### JOB
From the listing below, extract each line containing the string "JSON".

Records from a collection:
▶

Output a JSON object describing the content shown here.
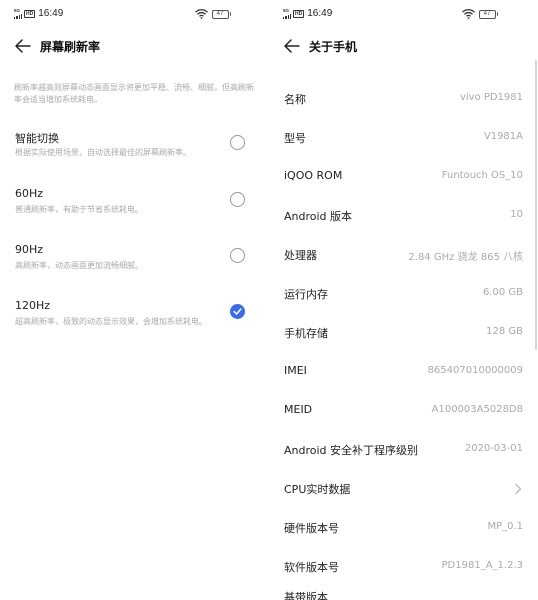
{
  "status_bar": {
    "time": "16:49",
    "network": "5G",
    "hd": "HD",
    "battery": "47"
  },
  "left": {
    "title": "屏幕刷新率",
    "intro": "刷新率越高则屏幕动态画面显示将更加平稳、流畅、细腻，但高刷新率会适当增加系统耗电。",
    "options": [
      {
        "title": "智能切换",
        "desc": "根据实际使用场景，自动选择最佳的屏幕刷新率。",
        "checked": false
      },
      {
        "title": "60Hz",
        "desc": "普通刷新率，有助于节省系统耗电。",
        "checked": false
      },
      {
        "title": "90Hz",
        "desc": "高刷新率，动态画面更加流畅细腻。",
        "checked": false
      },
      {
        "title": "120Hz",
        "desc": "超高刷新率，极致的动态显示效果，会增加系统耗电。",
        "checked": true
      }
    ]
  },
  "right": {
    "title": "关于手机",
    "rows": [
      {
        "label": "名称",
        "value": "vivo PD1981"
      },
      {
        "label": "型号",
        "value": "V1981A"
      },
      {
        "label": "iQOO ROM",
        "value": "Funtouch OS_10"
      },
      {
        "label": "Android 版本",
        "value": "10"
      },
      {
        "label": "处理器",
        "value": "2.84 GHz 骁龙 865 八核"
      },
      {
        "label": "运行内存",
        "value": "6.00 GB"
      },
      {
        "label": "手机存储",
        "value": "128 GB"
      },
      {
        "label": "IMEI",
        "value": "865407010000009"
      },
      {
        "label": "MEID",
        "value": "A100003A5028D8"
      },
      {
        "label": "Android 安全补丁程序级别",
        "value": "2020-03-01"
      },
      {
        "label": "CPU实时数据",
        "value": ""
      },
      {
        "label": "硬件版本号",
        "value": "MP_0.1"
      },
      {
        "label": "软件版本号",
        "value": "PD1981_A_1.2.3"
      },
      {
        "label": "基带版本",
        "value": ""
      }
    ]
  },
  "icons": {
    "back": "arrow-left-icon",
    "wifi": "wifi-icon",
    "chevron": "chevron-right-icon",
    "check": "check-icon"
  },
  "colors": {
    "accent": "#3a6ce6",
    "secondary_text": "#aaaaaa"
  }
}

◀
▶

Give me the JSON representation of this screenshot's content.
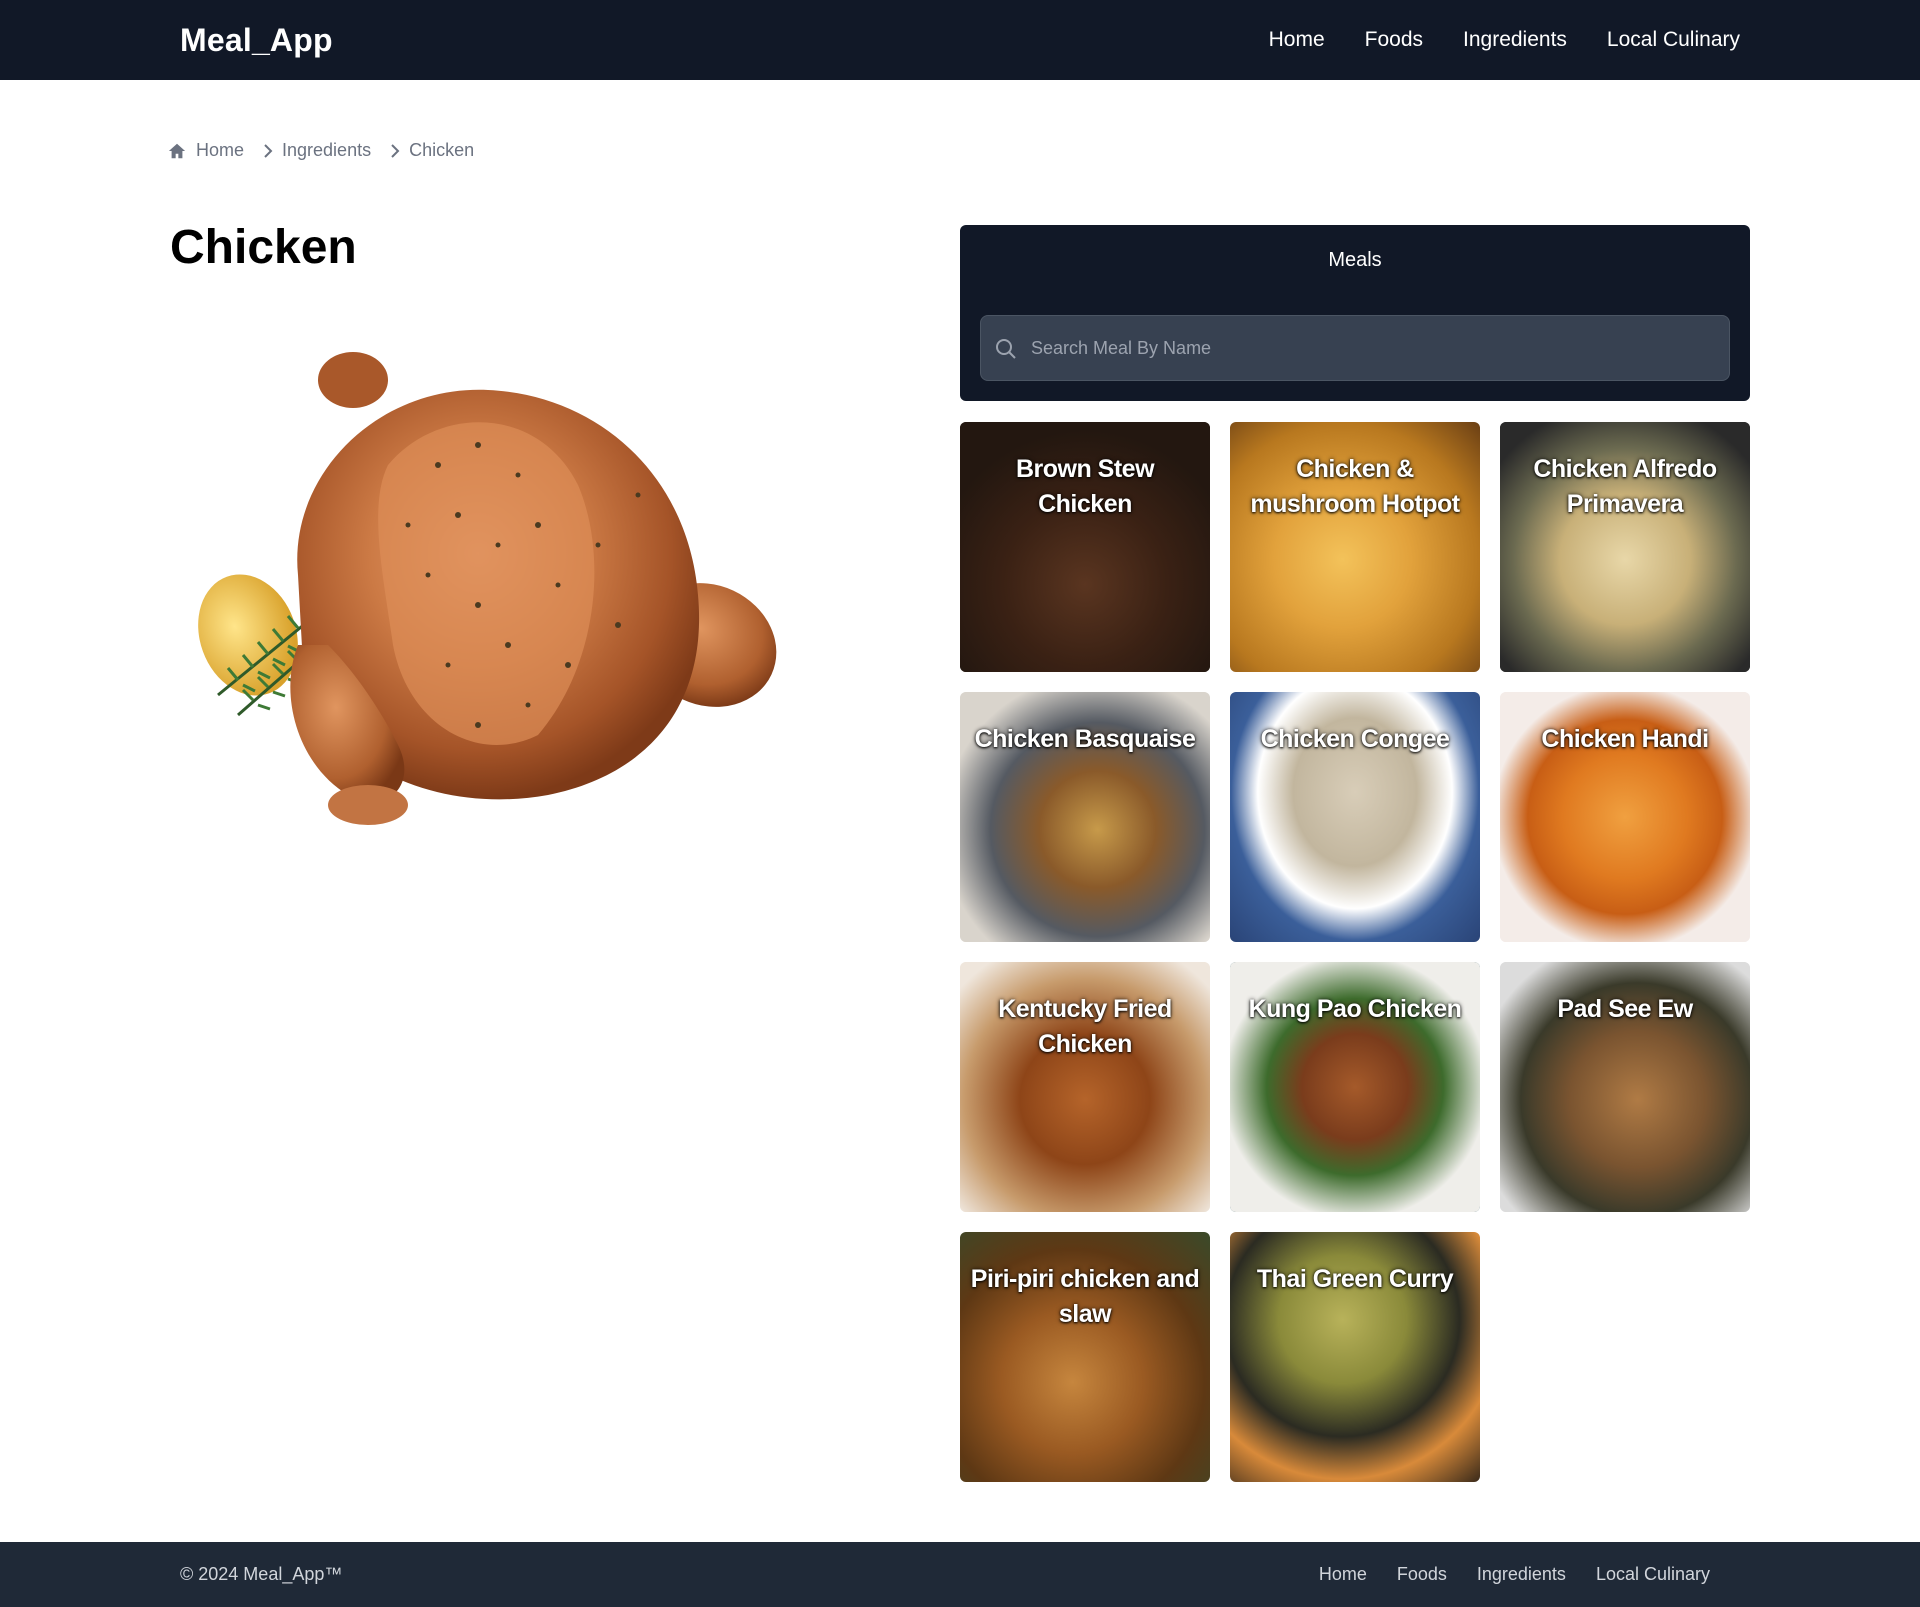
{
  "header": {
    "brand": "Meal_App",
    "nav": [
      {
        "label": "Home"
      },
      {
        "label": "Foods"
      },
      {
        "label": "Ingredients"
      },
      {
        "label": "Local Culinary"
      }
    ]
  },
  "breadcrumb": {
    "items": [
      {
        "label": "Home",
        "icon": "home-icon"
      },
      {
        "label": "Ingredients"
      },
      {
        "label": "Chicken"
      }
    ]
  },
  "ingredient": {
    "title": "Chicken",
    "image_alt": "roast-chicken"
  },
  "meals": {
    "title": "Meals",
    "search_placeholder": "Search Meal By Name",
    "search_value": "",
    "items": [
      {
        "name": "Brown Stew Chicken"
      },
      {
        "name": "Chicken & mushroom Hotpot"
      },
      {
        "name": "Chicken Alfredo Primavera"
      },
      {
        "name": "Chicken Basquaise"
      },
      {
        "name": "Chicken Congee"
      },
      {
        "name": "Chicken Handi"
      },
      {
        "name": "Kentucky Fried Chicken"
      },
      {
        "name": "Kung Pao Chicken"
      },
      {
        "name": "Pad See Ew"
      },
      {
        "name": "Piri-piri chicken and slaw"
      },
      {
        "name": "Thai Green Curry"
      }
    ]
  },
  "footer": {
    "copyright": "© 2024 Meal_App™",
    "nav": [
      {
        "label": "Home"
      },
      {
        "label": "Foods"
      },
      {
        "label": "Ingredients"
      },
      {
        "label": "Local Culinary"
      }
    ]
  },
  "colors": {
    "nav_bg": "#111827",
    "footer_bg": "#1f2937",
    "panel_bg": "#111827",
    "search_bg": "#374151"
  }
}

◀

### ANSWER TO THIS PROBLEM
Output a JSON object describing the content shown here.
Give me the JSON representation of this screenshot's content.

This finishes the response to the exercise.